[WHAT TO PRODUCE]:
List each line in which the string "JSON" appears.

****************************************

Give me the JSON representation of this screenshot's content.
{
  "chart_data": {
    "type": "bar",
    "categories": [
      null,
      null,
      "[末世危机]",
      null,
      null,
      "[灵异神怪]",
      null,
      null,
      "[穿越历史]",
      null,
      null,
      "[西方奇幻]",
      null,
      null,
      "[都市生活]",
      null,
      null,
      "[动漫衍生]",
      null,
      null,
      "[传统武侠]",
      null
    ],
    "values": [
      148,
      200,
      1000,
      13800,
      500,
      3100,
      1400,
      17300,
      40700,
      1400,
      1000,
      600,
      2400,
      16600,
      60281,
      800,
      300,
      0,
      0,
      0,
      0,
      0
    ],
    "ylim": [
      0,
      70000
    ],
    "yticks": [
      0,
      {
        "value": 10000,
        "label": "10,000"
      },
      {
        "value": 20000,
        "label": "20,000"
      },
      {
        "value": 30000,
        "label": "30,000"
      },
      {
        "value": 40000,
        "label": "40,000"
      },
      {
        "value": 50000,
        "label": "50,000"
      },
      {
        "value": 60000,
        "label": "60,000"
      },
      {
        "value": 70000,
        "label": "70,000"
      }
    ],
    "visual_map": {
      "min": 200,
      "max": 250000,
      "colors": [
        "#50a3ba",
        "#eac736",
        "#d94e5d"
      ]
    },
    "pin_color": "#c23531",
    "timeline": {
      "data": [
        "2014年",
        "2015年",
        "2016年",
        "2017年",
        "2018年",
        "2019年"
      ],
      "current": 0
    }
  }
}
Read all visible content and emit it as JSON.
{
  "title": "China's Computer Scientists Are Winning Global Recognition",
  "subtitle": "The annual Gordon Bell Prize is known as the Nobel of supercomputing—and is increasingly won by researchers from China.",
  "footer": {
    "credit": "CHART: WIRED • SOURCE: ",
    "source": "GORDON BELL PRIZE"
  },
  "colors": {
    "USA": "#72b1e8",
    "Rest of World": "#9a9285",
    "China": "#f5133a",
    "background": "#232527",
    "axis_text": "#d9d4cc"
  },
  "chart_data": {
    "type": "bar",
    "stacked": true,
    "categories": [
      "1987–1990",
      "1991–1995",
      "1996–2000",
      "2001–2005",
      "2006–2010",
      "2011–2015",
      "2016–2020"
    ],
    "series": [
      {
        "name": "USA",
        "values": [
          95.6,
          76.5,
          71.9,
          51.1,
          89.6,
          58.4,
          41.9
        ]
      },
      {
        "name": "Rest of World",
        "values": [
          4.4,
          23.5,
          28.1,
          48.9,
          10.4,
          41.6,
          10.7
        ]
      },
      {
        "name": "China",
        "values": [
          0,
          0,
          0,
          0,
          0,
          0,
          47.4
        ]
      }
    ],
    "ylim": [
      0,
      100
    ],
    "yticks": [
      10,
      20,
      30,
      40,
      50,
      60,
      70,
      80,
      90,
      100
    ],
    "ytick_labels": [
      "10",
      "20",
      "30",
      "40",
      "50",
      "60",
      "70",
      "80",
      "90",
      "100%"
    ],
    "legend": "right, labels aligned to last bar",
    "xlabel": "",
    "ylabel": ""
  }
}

****************************************

[TASK RESPONSE]:
Give me the JSON representation of this screenshot's content.
Read all visible content and emit it as JSON.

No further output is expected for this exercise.